--- Start of WORKING DATA ---

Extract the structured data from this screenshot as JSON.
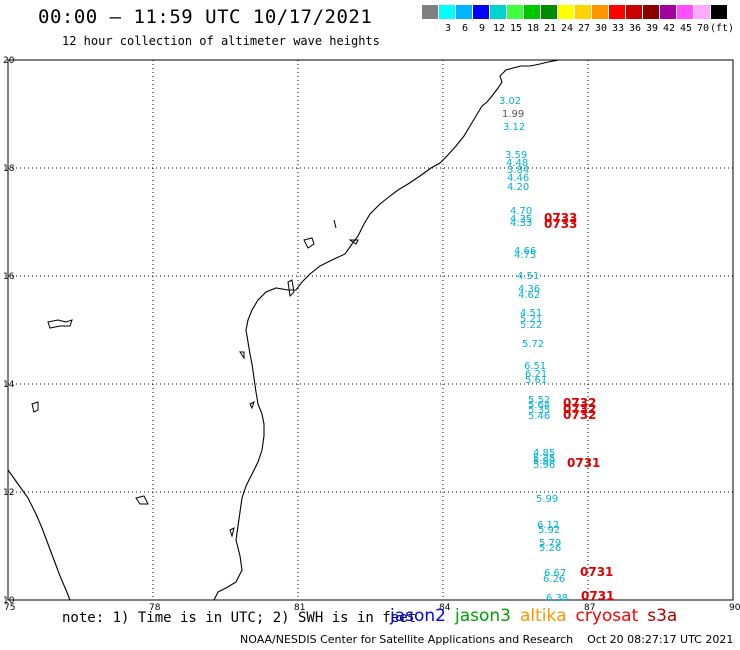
{
  "header": {
    "title": "00:00 – 11:59 UTC 10/17/2021",
    "subtitle": "12 hour collection of altimeter wave heights"
  },
  "legend": {
    "unit": "(ft)",
    "swatches": [
      {
        "color": "#808080",
        "label": ""
      },
      {
        "color": "#00ffff",
        "label": "3"
      },
      {
        "color": "#00b4ff",
        "label": "6"
      },
      {
        "color": "#0000ff",
        "label": "9"
      },
      {
        "color": "#00d2d2",
        "label": "12"
      },
      {
        "color": "#40ff40",
        "label": "15"
      },
      {
        "color": "#00c800",
        "label": "18"
      },
      {
        "color": "#008c00",
        "label": "21"
      },
      {
        "color": "#ffff00",
        "label": "24"
      },
      {
        "color": "#ffd200",
        "label": "27"
      },
      {
        "color": "#ff9600",
        "label": "30"
      },
      {
        "color": "#ff0000",
        "label": "33"
      },
      {
        "color": "#c80000",
        "label": "36"
      },
      {
        "color": "#8c0000",
        "label": "39"
      },
      {
        "color": "#a000a0",
        "label": "42"
      },
      {
        "color": "#ff50ff",
        "label": "45"
      },
      {
        "color": "#ffaaff",
        "label": "70"
      },
      {
        "color": "#000000",
        "label": ""
      }
    ]
  },
  "axes": {
    "lat_ticks": [
      "20",
      "18",
      "16",
      "14",
      "12",
      "10"
    ],
    "lon_ticks": [
      "75",
      "78",
      "81",
      "84",
      "87",
      "90"
    ]
  },
  "observations": {
    "cyan": [
      "3.02",
      "3.12",
      "3.59",
      "4.48",
      "3.84",
      "4.46",
      "4.20",
      "4.70",
      "4.35",
      "4.33",
      "4.66",
      "4.75",
      "4.51",
      "4.36",
      "4.62",
      "4.51",
      "5.21",
      "5.22",
      "5.72",
      "6.51",
      "6.21",
      "5.61",
      "5.52",
      "5.64",
      "5.35",
      "5.46",
      "4.85",
      "5.25",
      "5.90",
      "5.96",
      "5.99",
      "6.12",
      "5.92",
      "5.79",
      "5.26",
      "6.67",
      "6.26",
      "6.38"
    ],
    "gray": [
      "1.99"
    ],
    "cycle_labels": [
      "0733",
      "0733",
      "0732",
      "0732",
      "0732",
      "0731",
      "0731",
      "0731"
    ]
  },
  "footer": {
    "note": "note: 1) Time is in UTC; 2) SWH is in feet",
    "satellites": [
      {
        "name": "jason2",
        "color": "#0000ff"
      },
      {
        "name": "jason3",
        "color": "#00a000"
      },
      {
        "name": "altika",
        "color": "#ff9600"
      },
      {
        "name": "cryosat",
        "color": "#ff0000"
      },
      {
        "name": "s3a",
        "color": "#b00000"
      }
    ],
    "credit": "NOAA/NESDIS Center for Satellite Applications and Research",
    "timestamp": "Oct 20 08:27:17 UTC 2021"
  }
}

--- End of WORKING DATA ---

→ WHAT NEEDS TO BE DONE
Reproduce every line of the material precisely, omitting its pictures.

→ ANSWER TO THE TASK
Extract the structured data from this screenshot as JSON.
{
  "header": {
    "title": "00:00 – 11:59 UTC 10/17/2021",
    "subtitle": "12 hour collection of altimeter wave heights"
  },
  "legend": {
    "unit": "(ft)",
    "swatches": [
      {
        "color": "#808080",
        "label": ""
      },
      {
        "color": "#00ffff",
        "label": "3"
      },
      {
        "color": "#00b4ff",
        "label": "6"
      },
      {
        "color": "#0000ff",
        "label": "9"
      },
      {
        "color": "#00d2d2",
        "label": "12"
      },
      {
        "color": "#40ff40",
        "label": "15"
      },
      {
        "color": "#00c800",
        "label": "18"
      },
      {
        "color": "#008c00",
        "label": "21"
      },
      {
        "color": "#ffff00",
        "label": "24"
      },
      {
        "color": "#ffd200",
        "label": "27"
      },
      {
        "color": "#ff9600",
        "label": "30"
      },
      {
        "color": "#ff0000",
        "label": "33"
      },
      {
        "color": "#c80000",
        "label": "36"
      },
      {
        "color": "#8c0000",
        "label": "39"
      },
      {
        "color": "#a000a0",
        "label": "42"
      },
      {
        "color": "#ff50ff",
        "label": "45"
      },
      {
        "color": "#ffaaff",
        "label": "70"
      },
      {
        "color": "#000000",
        "label": ""
      }
    ]
  },
  "axes": {
    "lat_ticks": [
      "20",
      "18",
      "16",
      "14",
      "12",
      "10"
    ],
    "lon_ticks": [
      "75",
      "78",
      "81",
      "84",
      "87",
      "90"
    ]
  },
  "observations": {
    "cyan": [
      "3.02",
      "3.12",
      "3.59",
      "4.48",
      "3.84",
      "4.46",
      "4.20",
      "4.70",
      "4.35",
      "4.33",
      "4.66",
      "4.75",
      "4.51",
      "4.36",
      "4.62",
      "4.51",
      "5.21",
      "5.22",
      "5.72",
      "6.51",
      "6.21",
      "5.61",
      "5.52",
      "5.64",
      "5.35",
      "5.46",
      "4.85",
      "5.25",
      "5.90",
      "5.96",
      "5.99",
      "6.12",
      "5.92",
      "5.79",
      "5.26",
      "6.67",
      "6.26",
      "6.38"
    ],
    "gray": [
      "1.99"
    ],
    "cycle_labels": [
      "0733",
      "0733",
      "0732",
      "0732",
      "0732",
      "0731",
      "0731",
      "0731"
    ]
  },
  "footer": {
    "note": "note: 1) Time is in UTC; 2) SWH is in feet",
    "satellites": [
      {
        "name": "jason2",
        "color": "#0000ff"
      },
      {
        "name": "jason3",
        "color": "#00a000"
      },
      {
        "name": "altika",
        "color": "#ff9600"
      },
      {
        "name": "cryosat",
        "color": "#ff0000"
      },
      {
        "name": "s3a",
        "color": "#b00000"
      }
    ],
    "credit": "NOAA/NESDIS Center for Satellite Applications and Research",
    "timestamp": "Oct 20 08:27:17 UTC 2021"
  }
}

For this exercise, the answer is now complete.